> **To be done**
Every line below that contains "houses" is to be copied.

> **Saved entries**
=-=-=-=-=

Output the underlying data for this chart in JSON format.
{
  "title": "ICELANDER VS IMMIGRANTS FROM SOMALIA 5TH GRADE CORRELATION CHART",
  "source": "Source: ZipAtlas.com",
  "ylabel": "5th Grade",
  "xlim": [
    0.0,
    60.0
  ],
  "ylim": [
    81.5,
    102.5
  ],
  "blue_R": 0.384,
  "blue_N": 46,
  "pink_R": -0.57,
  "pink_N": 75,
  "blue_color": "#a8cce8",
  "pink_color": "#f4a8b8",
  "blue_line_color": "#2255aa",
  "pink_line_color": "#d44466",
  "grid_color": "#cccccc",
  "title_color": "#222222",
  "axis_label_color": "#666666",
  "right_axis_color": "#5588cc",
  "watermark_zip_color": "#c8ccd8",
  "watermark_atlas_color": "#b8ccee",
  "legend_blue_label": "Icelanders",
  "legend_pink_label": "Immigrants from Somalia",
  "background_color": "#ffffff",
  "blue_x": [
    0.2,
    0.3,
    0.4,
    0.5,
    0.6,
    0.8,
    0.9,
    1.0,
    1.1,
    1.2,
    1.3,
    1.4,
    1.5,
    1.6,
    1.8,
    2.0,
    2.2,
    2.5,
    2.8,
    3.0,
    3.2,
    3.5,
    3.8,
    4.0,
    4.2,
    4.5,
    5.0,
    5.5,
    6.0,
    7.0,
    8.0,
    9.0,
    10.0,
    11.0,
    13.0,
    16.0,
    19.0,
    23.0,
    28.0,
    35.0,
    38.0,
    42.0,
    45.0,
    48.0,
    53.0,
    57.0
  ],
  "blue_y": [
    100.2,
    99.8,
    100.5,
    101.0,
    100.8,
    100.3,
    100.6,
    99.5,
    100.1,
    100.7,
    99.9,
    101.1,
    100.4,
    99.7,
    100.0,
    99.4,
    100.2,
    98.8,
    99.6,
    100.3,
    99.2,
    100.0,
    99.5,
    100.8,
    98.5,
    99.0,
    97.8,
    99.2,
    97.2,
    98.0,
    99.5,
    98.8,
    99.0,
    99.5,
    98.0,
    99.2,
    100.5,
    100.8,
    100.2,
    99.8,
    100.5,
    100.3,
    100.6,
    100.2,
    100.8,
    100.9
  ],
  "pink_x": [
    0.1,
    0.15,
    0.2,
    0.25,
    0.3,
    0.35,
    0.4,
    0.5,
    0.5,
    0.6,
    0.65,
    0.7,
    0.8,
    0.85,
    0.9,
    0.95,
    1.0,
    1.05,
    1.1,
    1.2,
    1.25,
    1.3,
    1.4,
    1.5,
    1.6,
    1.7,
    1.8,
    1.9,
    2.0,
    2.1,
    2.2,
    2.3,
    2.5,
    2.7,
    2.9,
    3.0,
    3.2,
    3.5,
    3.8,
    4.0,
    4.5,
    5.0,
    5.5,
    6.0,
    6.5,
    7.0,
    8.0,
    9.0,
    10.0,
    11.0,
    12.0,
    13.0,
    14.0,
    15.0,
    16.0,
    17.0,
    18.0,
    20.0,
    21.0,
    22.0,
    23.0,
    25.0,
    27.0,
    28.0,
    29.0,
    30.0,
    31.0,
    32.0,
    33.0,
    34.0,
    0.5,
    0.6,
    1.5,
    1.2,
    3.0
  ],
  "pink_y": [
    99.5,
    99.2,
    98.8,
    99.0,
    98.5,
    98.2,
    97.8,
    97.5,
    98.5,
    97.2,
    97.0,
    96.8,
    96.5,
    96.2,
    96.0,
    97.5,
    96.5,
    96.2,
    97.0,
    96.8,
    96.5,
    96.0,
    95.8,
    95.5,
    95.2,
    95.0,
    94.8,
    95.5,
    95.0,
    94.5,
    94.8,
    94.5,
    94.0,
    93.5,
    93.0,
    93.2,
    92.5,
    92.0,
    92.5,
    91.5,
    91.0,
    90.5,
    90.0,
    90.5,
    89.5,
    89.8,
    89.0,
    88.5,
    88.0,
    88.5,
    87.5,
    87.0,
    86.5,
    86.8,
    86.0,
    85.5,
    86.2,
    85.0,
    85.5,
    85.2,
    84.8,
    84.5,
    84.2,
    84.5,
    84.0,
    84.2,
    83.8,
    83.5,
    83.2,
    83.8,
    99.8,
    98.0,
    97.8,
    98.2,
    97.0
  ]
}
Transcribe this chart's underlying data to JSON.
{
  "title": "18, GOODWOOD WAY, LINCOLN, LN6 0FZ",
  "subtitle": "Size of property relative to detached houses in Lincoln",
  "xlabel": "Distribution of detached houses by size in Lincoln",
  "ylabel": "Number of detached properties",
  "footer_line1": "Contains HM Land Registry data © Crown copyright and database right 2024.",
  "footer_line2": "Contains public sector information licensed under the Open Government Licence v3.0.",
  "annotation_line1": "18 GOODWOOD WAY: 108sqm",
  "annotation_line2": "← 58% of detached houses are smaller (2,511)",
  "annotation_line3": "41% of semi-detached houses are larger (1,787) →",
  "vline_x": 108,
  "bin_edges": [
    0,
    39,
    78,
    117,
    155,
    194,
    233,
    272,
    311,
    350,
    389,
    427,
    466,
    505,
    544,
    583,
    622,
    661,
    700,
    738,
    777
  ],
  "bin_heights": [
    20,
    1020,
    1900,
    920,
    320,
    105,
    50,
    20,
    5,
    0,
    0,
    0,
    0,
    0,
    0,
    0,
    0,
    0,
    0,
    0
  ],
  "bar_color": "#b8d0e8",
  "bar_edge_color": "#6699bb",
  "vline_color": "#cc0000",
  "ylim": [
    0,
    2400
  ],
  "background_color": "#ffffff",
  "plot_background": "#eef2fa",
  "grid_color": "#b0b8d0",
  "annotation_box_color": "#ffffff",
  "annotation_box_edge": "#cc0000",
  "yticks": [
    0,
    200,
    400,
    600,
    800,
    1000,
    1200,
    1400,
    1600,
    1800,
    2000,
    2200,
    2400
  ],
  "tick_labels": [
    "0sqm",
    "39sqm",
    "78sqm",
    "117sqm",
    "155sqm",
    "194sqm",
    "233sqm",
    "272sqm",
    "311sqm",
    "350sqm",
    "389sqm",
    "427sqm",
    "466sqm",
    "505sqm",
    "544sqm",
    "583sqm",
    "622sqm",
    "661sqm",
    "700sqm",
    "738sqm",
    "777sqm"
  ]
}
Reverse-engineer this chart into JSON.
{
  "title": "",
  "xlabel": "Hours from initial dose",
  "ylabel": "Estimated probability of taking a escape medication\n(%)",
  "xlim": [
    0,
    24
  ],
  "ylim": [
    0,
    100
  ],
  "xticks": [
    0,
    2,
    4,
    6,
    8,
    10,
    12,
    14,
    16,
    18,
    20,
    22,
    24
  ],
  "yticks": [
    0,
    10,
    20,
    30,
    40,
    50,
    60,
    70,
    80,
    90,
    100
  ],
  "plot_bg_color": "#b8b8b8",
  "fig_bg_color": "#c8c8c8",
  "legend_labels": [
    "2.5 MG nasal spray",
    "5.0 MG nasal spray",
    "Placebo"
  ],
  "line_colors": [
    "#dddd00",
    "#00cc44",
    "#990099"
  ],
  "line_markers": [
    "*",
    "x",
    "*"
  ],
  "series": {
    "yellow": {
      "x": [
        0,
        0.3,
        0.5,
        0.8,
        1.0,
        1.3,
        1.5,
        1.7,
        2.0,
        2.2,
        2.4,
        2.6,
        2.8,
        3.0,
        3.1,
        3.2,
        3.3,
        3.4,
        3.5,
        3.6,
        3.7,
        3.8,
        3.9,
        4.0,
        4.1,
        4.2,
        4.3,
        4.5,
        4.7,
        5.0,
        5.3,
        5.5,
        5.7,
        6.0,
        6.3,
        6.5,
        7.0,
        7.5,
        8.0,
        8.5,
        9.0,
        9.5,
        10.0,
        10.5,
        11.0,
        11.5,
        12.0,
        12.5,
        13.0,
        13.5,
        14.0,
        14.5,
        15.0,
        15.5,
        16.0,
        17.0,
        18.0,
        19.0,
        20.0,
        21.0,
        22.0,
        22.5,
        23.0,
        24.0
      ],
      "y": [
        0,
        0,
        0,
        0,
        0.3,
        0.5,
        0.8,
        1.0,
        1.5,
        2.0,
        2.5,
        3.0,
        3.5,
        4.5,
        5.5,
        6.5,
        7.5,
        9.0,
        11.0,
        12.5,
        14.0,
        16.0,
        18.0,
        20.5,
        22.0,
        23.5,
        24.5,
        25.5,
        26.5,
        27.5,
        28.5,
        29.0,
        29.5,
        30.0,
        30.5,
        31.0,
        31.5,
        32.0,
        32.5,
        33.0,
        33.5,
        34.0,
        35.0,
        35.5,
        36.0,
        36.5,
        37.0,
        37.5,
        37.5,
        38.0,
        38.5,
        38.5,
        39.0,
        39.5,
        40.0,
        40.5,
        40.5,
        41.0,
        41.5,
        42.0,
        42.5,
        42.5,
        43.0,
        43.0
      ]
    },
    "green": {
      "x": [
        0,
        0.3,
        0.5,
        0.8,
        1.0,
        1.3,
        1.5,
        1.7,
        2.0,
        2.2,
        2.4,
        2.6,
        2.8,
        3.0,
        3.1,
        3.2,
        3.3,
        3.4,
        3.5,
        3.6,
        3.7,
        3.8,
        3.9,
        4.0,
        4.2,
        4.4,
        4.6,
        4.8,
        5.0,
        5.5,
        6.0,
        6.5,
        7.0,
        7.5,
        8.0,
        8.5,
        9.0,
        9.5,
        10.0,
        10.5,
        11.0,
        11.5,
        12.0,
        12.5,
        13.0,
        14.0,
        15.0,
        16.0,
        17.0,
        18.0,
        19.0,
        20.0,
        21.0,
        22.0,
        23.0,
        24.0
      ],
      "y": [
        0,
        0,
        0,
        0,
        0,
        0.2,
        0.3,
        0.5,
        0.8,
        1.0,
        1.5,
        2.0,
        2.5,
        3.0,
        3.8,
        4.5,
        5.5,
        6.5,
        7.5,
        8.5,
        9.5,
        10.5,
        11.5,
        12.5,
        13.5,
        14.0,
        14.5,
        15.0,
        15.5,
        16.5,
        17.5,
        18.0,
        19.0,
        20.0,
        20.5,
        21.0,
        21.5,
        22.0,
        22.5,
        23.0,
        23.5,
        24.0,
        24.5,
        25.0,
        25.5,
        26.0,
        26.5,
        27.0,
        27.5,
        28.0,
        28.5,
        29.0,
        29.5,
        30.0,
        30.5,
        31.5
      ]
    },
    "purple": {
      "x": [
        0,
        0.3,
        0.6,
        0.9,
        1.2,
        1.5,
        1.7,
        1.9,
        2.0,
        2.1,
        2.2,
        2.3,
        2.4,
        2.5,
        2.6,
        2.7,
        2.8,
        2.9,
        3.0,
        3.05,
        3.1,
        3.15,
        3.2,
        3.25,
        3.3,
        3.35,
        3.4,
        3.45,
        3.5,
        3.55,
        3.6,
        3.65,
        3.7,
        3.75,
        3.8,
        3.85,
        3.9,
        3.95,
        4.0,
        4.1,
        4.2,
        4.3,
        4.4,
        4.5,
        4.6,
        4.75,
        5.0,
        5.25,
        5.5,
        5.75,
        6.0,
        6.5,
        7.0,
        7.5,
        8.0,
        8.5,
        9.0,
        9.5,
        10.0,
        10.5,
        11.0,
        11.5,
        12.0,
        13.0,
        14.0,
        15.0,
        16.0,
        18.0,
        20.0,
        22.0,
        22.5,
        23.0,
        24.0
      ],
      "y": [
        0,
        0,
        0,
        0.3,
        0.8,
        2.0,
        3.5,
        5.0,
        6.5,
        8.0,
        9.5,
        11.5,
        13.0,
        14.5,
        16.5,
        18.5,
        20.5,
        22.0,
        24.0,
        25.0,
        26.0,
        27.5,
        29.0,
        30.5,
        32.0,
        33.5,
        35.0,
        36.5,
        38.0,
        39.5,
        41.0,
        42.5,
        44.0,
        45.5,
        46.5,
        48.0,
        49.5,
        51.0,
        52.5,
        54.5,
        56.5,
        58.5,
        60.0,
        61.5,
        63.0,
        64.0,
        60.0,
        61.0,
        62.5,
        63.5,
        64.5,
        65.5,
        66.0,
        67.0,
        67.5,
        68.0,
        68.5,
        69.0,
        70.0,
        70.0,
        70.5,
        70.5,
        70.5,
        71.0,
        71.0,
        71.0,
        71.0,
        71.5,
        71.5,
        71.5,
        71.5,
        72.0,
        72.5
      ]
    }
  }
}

=-=-=-=-=

> **Reply**
  "subtitle": "Size of property relative to detached houses in Lincoln",
  "xlabel": "Distribution of detached houses by size in Lincoln",
  "annotation_line2": "← 58% of detached houses are smaller (2,511)",
  "annotation_line3": "41% of semi-detached houses are larger (1,787) →",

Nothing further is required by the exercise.